## What the task requires
Transcribe every record that appears below, exactly and in full.

Data entries

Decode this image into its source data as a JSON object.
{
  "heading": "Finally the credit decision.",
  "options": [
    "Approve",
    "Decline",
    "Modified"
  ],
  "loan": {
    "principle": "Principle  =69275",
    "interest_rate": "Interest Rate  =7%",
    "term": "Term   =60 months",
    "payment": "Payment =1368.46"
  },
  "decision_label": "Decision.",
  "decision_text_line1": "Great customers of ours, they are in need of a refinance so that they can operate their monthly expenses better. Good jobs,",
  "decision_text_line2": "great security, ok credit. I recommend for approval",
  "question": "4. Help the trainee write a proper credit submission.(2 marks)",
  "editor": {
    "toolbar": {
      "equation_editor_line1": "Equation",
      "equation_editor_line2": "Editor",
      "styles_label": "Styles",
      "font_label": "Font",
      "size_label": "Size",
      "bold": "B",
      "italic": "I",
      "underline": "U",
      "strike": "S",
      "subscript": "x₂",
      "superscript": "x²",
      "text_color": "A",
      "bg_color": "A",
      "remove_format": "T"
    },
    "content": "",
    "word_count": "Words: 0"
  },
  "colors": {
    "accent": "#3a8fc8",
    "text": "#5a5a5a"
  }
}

## Answer
Decode this image into its source data as a JSON object.
{
  "heading": "Finally the credit decision.",
  "options": [
    "Approve",
    "Decline",
    "Modified"
  ],
  "loan": {
    "principle": "Principle  =69275",
    "interest_rate": "Interest Rate  =7%",
    "term": "Term   =60 months",
    "payment": "Payment =1368.46"
  },
  "decision_label": "Decision.",
  "decision_text_line1": "Great customers of ours, they are in need of a refinance so that they can operate their monthly expenses better. Good jobs,",
  "decision_text_line2": "great security, ok credit. I recommend for approval",
  "question": "4. Help the trainee write a proper credit submission.(2 marks)",
  "editor": {
    "toolbar": {
      "equation_editor_line1": "Equation",
      "equation_editor_line2": "Editor",
      "styles_label": "Styles",
      "font_label": "Font",
      "size_label": "Size",
      "bold": "B",
      "italic": "I",
      "underline": "U",
      "strike": "S",
      "subscript": "x₂",
      "superscript": "x²",
      "text_color": "A",
      "bg_color": "A",
      "remove_format": "T"
    },
    "content": "",
    "word_count": "Words: 0"
  },
  "colors": {
    "accent": "#3a8fc8",
    "text": "#5a5a5a"
  }
}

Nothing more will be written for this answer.